Copy every one of the following rows word for word, but leave out the pictures.

** START OF MATERIALS PROVIDED **

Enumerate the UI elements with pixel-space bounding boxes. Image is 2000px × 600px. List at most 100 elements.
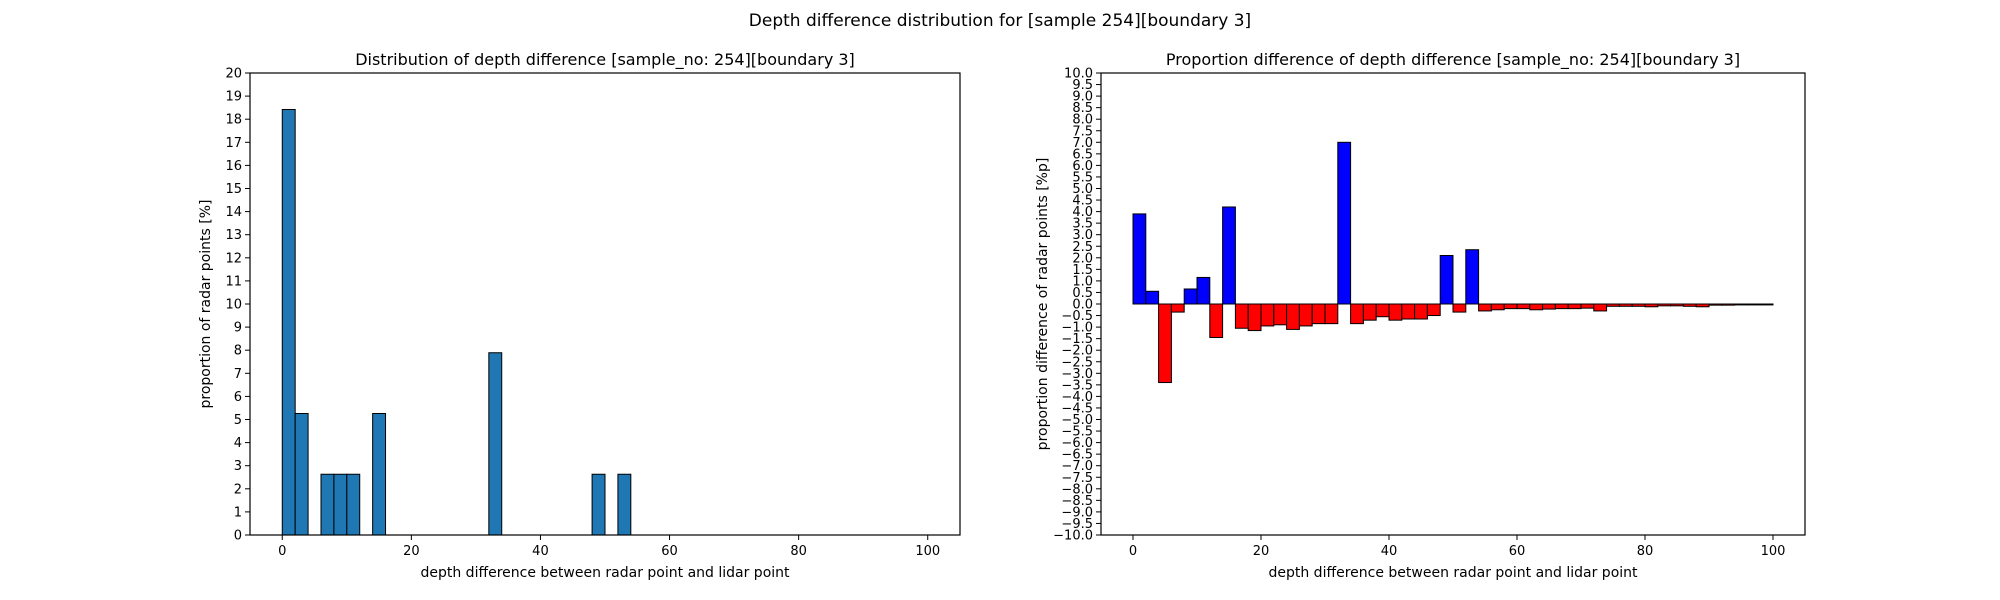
proportion-difference-chart: Proportion difference of depth differenc…	[1035, 50, 1806, 581]
y-tick-label: −1.5	[1061, 332, 1093, 347]
bar	[320, 473, 335, 536]
bar	[1375, 303, 1390, 318]
y-tick-label: 14	[225, 205, 242, 220]
bar	[1158, 303, 1172, 384]
bar	[1273, 303, 1288, 326]
bar	[1298, 303, 1313, 327]
x-axis-label: depth difference between radar point and…	[1268, 565, 1638, 581]
y-tick-label: −7.0	[1061, 459, 1093, 474]
y-tick-label: 7.0	[1072, 136, 1093, 151]
bar	[1465, 249, 1480, 305]
y-tick-label: 1	[234, 505, 242, 520]
y-tick-label: 18	[225, 113, 242, 128]
y-tick-label: 0	[234, 529, 242, 544]
y-tick-label: 9.0	[1072, 90, 1093, 105]
bar	[372, 412, 387, 536]
y-axis-label: proportion of radar points [%]	[198, 199, 214, 408]
bar	[281, 108, 296, 536]
y-tick-label: 6	[234, 390, 242, 405]
bar	[1414, 303, 1428, 320]
bar	[1593, 303, 1608, 312]
bar	[1657, 303, 1672, 307]
y-tick-label: 7	[234, 367, 242, 382]
bar	[1618, 303, 1633, 307]
bar	[294, 412, 309, 536]
y-tick-label: 4	[234, 436, 242, 451]
y-tick-label: 5	[234, 413, 242, 428]
bar	[1721, 303, 1736, 306]
y-tick-label: 5.5	[1072, 170, 1093, 185]
y-tick-label: −9.5	[1061, 517, 1093, 532]
x-tick-label: 60	[1509, 544, 1526, 559]
y-tick-label: −5.0	[1061, 413, 1093, 428]
x-tick-label: 20	[403, 544, 420, 559]
y-tick-label: 4.5	[1072, 194, 1093, 209]
bar	[1516, 303, 1531, 310]
y-tick-label: 3	[234, 459, 242, 474]
y-tick-label: −8.0	[1061, 482, 1093, 497]
x-axis-label: depth difference between radar point and…	[420, 565, 790, 581]
bar	[333, 473, 348, 536]
y-tick-label: −8.5	[1061, 494, 1093, 509]
y-tick-label: −7.5	[1061, 471, 1093, 486]
y-tick-label: 8.0	[1072, 113, 1093, 128]
y-tick-label: 19	[225, 90, 242, 105]
x-tick-label: 40	[1381, 544, 1398, 559]
bar	[1426, 303, 1441, 317]
bar	[1554, 303, 1569, 310]
y-tick-label: 5.0	[1072, 182, 1093, 197]
bar	[1606, 303, 1620, 307]
bar	[1183, 288, 1198, 305]
bar	[1695, 303, 1710, 308]
bar	[1311, 303, 1326, 325]
bar	[1362, 303, 1377, 321]
y-tick-label: −6.0	[1061, 436, 1093, 451]
chart-title: Proportion difference of depth differenc…	[1166, 50, 1740, 70]
y-tick-label: −10.0	[1053, 529, 1093, 544]
bar	[1670, 303, 1684, 307]
y-tick-label: 17	[225, 136, 242, 151]
y-tick-label: −0.5	[1061, 309, 1093, 324]
y-tick-label: 16	[225, 159, 242, 174]
bar	[1631, 303, 1646, 307]
bar	[1478, 303, 1492, 312]
y-tick-label: 12	[225, 251, 242, 266]
plot-frame	[249, 72, 961, 536]
bar	[1350, 303, 1364, 325]
bar	[1145, 290, 1160, 305]
bar	[617, 473, 632, 536]
bar	[1260, 303, 1275, 327]
bar	[1708, 303, 1723, 306]
y-tick-label: 10.0	[1064, 67, 1093, 82]
bar	[1132, 213, 1147, 305]
y-tick-label: 0.0	[1072, 298, 1093, 313]
bar	[1196, 276, 1211, 305]
y-tick-label: 20	[225, 67, 242, 82]
y-tick-label: −2.0	[1061, 344, 1093, 359]
bar	[1759, 303, 1774, 306]
bar	[1234, 303, 1249, 329]
y-tick-label: −4.0	[1061, 390, 1093, 405]
y-tick-label: 1.5	[1072, 263, 1093, 278]
y-tick-label: 2.5	[1072, 240, 1093, 255]
y-tick-label: 1.0	[1072, 274, 1093, 289]
bar	[1682, 303, 1697, 307]
bar	[1567, 303, 1582, 310]
y-tick-label: 13	[225, 228, 242, 243]
x-tick-label: 100	[1761, 544, 1786, 559]
bar	[1580, 303, 1595, 309]
bar	[346, 473, 361, 536]
bar	[1388, 303, 1403, 321]
y-tick-label: 6.5	[1072, 147, 1093, 162]
x-tick-label: 0	[1129, 544, 1137, 559]
bar	[1439, 254, 1454, 305]
y-tick-label: 6.0	[1072, 159, 1093, 174]
y-tick-label: 7.5	[1072, 124, 1093, 139]
bar	[1286, 303, 1300, 330]
bar	[591, 473, 606, 536]
y-tick-label: −4.5	[1061, 401, 1093, 416]
y-tick-label: 11	[225, 274, 242, 289]
y-tick-label: 10	[225, 298, 242, 313]
y-tick-label: 15	[225, 182, 242, 197]
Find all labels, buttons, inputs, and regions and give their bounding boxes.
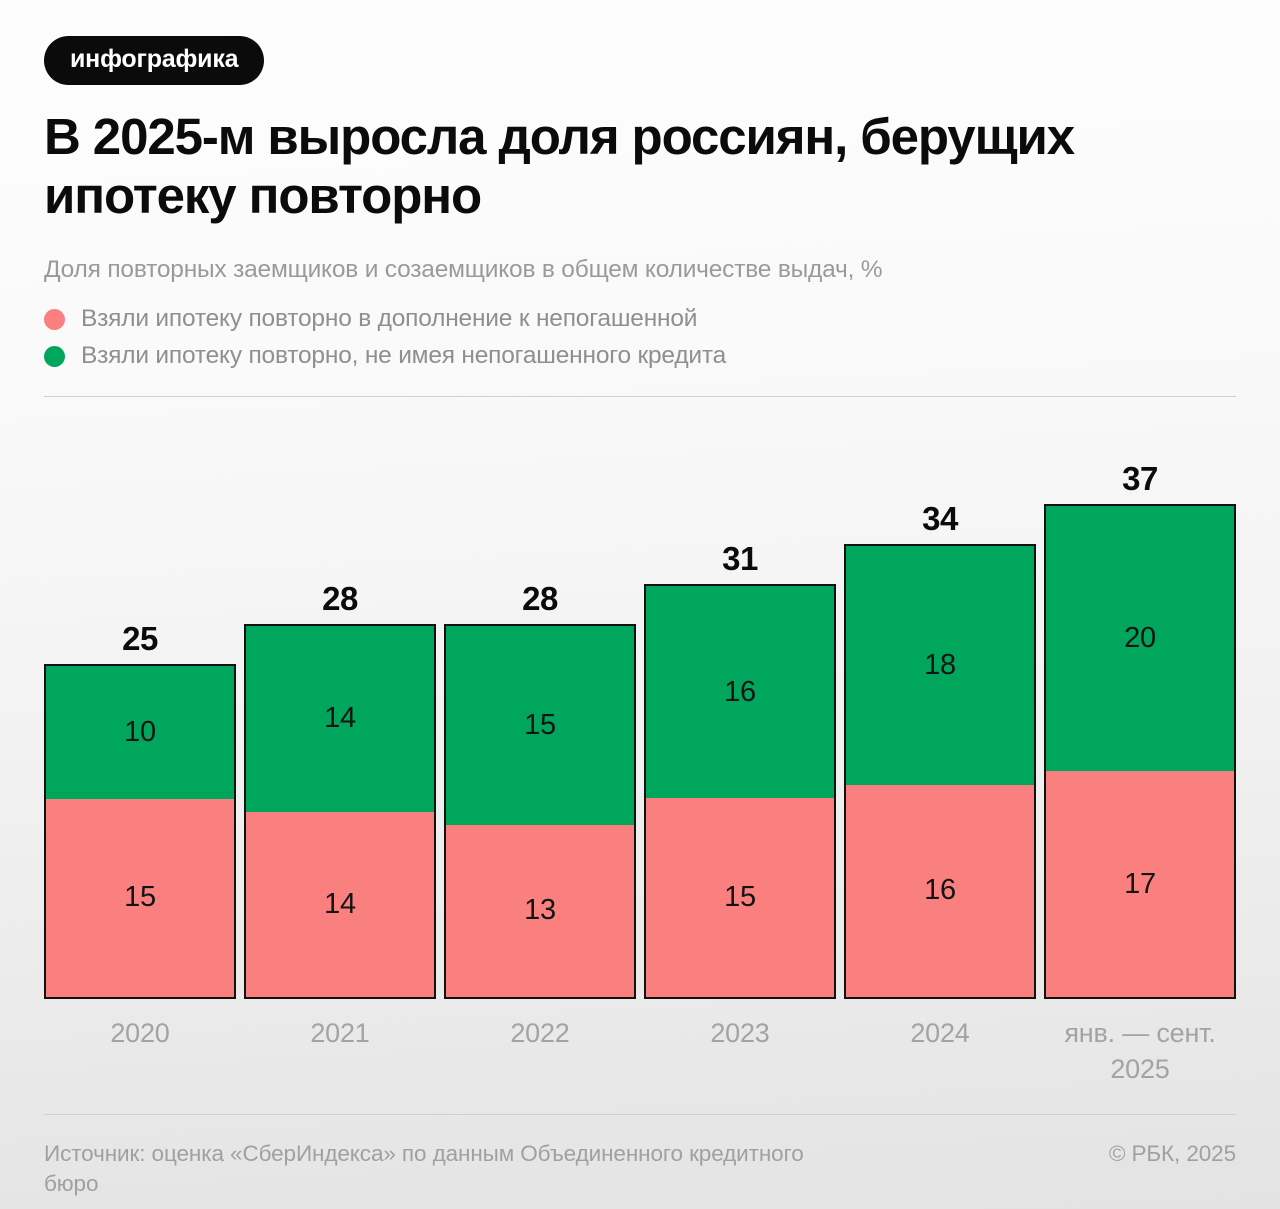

** END OF MATERIALS PROVIDED **

### RESULT OF THIS TASK
Enumerate the UI elements with pixel-space bounding boxes. Image is 2000px × 600px. List at most 100 elements.
proportion-difference-chart: Proportion difference of depth differenc…	[1035, 50, 1806, 581]
y-tick-label: −1.5	[1061, 332, 1093, 347]
bar	[320, 473, 335, 536]
bar	[1375, 303, 1390, 318]
y-tick-label: 14	[225, 205, 242, 220]
bar	[1158, 303, 1172, 384]
bar	[1273, 303, 1288, 326]
bar	[1298, 303, 1313, 327]
x-axis-label: depth difference between radar point and…	[1268, 565, 1638, 581]
y-tick-label: −7.0	[1061, 459, 1093, 474]
y-tick-label: 7.0	[1072, 136, 1093, 151]
bar	[1465, 249, 1480, 305]
y-tick-label: 1	[234, 505, 242, 520]
y-tick-label: 18	[225, 113, 242, 128]
y-tick-label: 0	[234, 529, 242, 544]
y-tick-label: 9.0	[1072, 90, 1093, 105]
bar	[372, 412, 387, 536]
y-axis-label: proportion of radar points [%]	[198, 199, 214, 408]
bar	[281, 108, 296, 536]
y-tick-label: 6	[234, 390, 242, 405]
bar	[1414, 303, 1428, 320]
bar	[1593, 303, 1608, 312]
bar	[1657, 303, 1672, 307]
y-tick-label: 7	[234, 367, 242, 382]
bar	[1618, 303, 1633, 307]
bar	[294, 412, 309, 536]
y-tick-label: 4	[234, 436, 242, 451]
y-tick-label: 5	[234, 413, 242, 428]
bar	[1721, 303, 1736, 306]
y-tick-label: 5.5	[1072, 170, 1093, 185]
y-tick-label: −9.5	[1061, 517, 1093, 532]
x-tick-label: 60	[1509, 544, 1526, 559]
y-tick-label: −5.0	[1061, 413, 1093, 428]
x-tick-label: 20	[403, 544, 420, 559]
y-tick-label: 4.5	[1072, 194, 1093, 209]
bar	[1516, 303, 1531, 310]
y-tick-label: 3	[234, 459, 242, 474]
y-tick-label: −8.0	[1061, 482, 1093, 497]
x-axis-label: depth difference between radar point and…	[420, 565, 790, 581]
bar	[333, 473, 348, 536]
y-tick-label: −8.5	[1061, 494, 1093, 509]
y-tick-label: −7.5	[1061, 471, 1093, 486]
y-tick-label: 8.0	[1072, 113, 1093, 128]
y-tick-label: 19	[225, 90, 242, 105]
x-tick-label: 40	[1381, 544, 1398, 559]
bar	[1426, 303, 1441, 317]
bar	[1554, 303, 1569, 310]
y-tick-label: 5.0	[1072, 182, 1093, 197]
bar	[1606, 303, 1620, 307]
bar	[1183, 288, 1198, 305]
bar	[1695, 303, 1710, 308]
bar	[1311, 303, 1326, 325]
bar	[1362, 303, 1377, 321]
y-tick-label: −6.0	[1061, 436, 1093, 451]
chart-title: Proportion difference of depth differenc…	[1166, 50, 1740, 70]
y-tick-label: −10.0	[1053, 529, 1093, 544]
bar	[1670, 303, 1684, 307]
y-tick-label: 17	[225, 136, 242, 151]
y-tick-label: −0.5	[1061, 309, 1093, 324]
y-tick-label: 16	[225, 159, 242, 174]
bar	[1631, 303, 1646, 307]
bar	[1478, 303, 1492, 312]
y-tick-label: 12	[225, 251, 242, 266]
plot-frame	[249, 72, 961, 536]
bar	[1350, 303, 1364, 325]
bar	[1145, 290, 1160, 305]
bar	[617, 473, 632, 536]
bar	[1260, 303, 1275, 327]
bar	[1708, 303, 1723, 306]
y-tick-label: 10.0	[1064, 67, 1093, 82]
bar	[1132, 213, 1147, 305]
y-tick-label: 0.0	[1072, 298, 1093, 313]
bar	[1196, 276, 1211, 305]
y-tick-label: 20	[225, 67, 242, 82]
y-tick-label: −2.0	[1061, 344, 1093, 359]
bar	[1759, 303, 1774, 306]
bar	[1234, 303, 1249, 329]
y-tick-label: −4.0	[1061, 390, 1093, 405]
y-tick-label: 1.5	[1072, 263, 1093, 278]
y-tick-label: 2.5	[1072, 240, 1093, 255]
y-tick-label: 1.0	[1072, 274, 1093, 289]
bar	[1682, 303, 1697, 307]
bar	[1567, 303, 1582, 310]
y-tick-label: 13	[225, 228, 242, 243]
x-tick-label: 100	[1761, 544, 1786, 559]
bar	[1580, 303, 1595, 309]
bar	[346, 473, 361, 536]
bar	[1388, 303, 1403, 321]
y-tick-label: 6.5	[1072, 147, 1093, 162]
x-tick-label: 0	[1129, 544, 1137, 559]
bar	[1439, 254, 1454, 305]
y-tick-label: 6.0	[1072, 159, 1093, 174]
y-tick-label: 7.5	[1072, 124, 1093, 139]
bar	[1286, 303, 1300, 330]
bar	[591, 473, 606, 536]
y-tick-label: −4.5	[1061, 401, 1093, 416]
y-tick-label: 11	[225, 274, 242, 289]
y-tick-label: 10	[225, 298, 242, 313]
y-tick-label: 15	[225, 182, 242, 197]
Find all labels, buttons, inputs, and regions and give their bounding boxes.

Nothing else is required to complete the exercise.